__GIVEN PROBLEM__:
Locate the lines where "object" occurs and copy them as they stand.

########################################

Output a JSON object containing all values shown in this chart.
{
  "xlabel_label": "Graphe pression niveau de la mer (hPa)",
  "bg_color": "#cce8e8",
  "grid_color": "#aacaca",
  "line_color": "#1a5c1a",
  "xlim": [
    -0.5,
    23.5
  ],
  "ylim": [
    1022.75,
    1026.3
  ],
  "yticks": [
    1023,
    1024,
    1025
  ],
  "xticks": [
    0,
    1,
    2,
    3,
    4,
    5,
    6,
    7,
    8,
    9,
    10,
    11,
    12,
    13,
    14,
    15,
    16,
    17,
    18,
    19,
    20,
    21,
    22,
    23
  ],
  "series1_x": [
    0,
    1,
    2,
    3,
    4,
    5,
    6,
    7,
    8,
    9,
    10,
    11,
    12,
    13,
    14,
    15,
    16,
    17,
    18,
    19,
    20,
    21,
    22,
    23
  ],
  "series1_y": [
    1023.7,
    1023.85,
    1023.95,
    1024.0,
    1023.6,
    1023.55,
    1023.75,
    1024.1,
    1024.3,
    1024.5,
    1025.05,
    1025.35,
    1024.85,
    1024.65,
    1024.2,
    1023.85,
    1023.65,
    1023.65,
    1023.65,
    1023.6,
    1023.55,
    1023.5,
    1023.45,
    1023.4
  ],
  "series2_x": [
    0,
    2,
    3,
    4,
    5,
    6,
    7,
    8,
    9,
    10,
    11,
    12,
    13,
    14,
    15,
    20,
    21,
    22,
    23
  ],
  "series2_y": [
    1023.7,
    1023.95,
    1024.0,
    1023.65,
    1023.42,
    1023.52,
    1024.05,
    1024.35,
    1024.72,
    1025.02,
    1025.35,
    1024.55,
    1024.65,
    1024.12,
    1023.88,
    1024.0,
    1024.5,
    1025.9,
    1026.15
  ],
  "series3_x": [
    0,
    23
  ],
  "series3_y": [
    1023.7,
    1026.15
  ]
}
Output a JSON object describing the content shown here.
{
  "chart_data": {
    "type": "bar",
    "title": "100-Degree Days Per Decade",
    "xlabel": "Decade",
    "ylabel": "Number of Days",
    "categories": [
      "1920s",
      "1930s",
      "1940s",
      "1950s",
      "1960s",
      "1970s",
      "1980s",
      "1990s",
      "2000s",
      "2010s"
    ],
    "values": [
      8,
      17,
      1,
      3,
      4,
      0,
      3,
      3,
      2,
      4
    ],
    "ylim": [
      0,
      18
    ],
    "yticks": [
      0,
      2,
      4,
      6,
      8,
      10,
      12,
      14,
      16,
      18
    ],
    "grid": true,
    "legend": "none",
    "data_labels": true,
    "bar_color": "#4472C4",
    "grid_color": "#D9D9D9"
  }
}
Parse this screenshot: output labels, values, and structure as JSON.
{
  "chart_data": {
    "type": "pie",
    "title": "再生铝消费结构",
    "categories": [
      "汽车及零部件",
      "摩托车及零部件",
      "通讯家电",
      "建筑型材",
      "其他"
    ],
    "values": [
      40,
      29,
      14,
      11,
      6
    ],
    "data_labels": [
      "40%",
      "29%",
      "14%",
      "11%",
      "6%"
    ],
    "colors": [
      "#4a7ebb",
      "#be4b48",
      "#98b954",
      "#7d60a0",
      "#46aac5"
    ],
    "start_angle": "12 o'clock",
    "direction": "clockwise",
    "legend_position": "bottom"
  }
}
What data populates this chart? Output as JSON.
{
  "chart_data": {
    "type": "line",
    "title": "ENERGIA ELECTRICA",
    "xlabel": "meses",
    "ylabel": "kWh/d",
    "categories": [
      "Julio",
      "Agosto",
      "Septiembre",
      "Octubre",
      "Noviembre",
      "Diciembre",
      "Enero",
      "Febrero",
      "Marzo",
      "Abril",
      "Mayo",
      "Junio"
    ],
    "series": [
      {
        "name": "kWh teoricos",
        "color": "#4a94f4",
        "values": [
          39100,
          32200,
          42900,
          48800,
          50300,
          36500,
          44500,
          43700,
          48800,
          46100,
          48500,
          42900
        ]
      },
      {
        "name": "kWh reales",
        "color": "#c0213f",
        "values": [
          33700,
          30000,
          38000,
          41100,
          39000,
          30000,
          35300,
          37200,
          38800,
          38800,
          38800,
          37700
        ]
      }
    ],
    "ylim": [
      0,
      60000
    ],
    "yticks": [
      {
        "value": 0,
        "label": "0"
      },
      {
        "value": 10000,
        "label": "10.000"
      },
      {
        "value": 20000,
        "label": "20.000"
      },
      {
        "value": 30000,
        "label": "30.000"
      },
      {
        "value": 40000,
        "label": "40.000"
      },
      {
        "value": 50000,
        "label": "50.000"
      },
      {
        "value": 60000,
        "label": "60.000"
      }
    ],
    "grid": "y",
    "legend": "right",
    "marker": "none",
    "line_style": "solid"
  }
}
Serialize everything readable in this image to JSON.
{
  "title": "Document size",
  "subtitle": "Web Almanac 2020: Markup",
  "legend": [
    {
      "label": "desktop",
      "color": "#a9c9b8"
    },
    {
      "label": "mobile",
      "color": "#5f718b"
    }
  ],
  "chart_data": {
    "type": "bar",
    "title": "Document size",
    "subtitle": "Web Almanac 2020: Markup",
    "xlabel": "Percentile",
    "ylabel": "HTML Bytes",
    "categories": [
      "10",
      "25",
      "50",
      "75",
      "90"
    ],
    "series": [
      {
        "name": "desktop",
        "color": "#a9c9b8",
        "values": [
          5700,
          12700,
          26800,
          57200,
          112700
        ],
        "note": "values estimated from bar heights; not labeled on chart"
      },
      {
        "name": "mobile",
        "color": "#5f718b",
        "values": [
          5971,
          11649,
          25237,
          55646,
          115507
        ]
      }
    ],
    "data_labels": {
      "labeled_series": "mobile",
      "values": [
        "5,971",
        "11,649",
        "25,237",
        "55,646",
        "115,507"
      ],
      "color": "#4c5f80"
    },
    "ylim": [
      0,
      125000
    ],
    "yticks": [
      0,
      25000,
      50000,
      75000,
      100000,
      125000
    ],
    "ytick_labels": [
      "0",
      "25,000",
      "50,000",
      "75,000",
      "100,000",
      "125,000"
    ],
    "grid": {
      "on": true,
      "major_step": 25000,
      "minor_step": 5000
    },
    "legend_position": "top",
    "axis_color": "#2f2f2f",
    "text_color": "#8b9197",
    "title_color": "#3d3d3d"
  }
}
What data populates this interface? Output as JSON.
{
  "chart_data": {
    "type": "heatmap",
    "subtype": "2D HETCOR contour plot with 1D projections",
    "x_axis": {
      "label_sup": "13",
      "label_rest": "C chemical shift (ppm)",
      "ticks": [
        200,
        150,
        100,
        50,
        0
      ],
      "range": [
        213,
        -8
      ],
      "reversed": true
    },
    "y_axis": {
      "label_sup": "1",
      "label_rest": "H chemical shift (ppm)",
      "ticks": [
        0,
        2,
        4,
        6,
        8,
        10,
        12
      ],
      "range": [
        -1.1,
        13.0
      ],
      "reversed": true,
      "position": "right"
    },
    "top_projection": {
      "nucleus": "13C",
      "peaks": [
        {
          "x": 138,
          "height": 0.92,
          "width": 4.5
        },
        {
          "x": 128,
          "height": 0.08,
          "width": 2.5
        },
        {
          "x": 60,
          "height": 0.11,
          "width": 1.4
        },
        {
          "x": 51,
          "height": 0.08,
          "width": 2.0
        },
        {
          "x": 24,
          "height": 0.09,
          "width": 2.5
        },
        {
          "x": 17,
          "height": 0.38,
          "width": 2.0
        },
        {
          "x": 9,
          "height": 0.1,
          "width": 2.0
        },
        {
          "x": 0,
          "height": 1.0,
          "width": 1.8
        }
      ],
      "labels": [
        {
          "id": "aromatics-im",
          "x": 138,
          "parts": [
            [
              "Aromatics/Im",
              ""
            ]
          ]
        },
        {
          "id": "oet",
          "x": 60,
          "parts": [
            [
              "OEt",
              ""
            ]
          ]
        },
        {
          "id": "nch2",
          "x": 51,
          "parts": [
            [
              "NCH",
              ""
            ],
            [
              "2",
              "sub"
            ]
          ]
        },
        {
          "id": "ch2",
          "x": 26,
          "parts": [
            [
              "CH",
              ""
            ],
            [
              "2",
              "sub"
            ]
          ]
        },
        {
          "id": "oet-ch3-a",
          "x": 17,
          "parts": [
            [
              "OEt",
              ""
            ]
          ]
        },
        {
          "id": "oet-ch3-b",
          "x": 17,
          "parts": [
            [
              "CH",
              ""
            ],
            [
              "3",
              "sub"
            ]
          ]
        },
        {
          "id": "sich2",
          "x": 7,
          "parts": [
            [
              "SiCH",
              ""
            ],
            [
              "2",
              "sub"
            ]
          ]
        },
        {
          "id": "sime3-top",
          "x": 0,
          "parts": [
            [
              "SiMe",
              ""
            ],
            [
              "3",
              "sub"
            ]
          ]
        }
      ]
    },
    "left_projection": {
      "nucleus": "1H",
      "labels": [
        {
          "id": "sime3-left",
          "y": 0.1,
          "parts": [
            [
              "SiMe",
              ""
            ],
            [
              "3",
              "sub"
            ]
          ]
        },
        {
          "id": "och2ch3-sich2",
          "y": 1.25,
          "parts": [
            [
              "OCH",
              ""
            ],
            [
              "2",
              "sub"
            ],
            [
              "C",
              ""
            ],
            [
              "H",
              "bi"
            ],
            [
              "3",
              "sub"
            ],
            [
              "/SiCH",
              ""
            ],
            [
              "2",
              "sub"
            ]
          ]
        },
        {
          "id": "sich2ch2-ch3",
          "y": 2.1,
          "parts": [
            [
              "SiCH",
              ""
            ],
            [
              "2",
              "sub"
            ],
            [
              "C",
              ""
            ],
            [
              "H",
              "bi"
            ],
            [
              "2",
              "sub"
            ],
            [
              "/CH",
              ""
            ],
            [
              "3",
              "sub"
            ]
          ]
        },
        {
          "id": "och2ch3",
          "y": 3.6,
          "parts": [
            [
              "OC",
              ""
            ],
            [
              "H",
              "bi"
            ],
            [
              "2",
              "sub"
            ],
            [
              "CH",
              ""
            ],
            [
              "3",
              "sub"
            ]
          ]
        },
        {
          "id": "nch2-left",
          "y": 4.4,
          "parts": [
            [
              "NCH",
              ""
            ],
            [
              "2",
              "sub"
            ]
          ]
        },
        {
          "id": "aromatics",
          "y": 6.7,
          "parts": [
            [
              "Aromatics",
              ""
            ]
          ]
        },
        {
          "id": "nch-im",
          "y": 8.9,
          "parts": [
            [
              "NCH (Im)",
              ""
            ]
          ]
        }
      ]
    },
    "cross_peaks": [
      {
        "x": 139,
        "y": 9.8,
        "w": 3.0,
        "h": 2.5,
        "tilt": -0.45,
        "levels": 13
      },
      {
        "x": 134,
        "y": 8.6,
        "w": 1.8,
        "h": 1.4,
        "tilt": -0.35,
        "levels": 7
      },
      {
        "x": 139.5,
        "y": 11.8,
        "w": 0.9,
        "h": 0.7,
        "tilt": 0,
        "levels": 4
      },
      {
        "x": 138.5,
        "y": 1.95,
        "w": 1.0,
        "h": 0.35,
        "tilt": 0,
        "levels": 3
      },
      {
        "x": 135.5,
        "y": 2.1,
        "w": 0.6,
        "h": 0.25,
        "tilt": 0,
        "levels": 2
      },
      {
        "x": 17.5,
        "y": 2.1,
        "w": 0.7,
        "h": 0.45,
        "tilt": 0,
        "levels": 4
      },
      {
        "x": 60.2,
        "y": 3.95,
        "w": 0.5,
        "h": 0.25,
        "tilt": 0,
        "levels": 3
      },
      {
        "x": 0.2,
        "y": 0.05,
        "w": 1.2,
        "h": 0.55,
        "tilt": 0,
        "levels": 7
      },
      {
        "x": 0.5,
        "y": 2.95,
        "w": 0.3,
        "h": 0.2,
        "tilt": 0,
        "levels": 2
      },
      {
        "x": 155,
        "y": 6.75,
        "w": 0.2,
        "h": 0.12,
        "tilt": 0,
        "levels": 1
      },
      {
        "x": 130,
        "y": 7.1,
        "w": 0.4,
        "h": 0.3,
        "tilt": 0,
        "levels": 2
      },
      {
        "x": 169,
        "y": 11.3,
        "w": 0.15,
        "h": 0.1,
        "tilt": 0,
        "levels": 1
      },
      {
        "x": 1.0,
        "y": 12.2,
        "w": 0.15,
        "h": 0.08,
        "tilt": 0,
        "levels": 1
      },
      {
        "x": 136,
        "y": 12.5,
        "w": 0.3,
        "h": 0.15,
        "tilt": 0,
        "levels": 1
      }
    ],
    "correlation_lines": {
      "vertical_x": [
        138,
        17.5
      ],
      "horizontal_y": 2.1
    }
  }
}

########################################

__THE RESULT__:
Output a JSON object containing all values shown in this chart.
Output a JSON object describing the content shown here.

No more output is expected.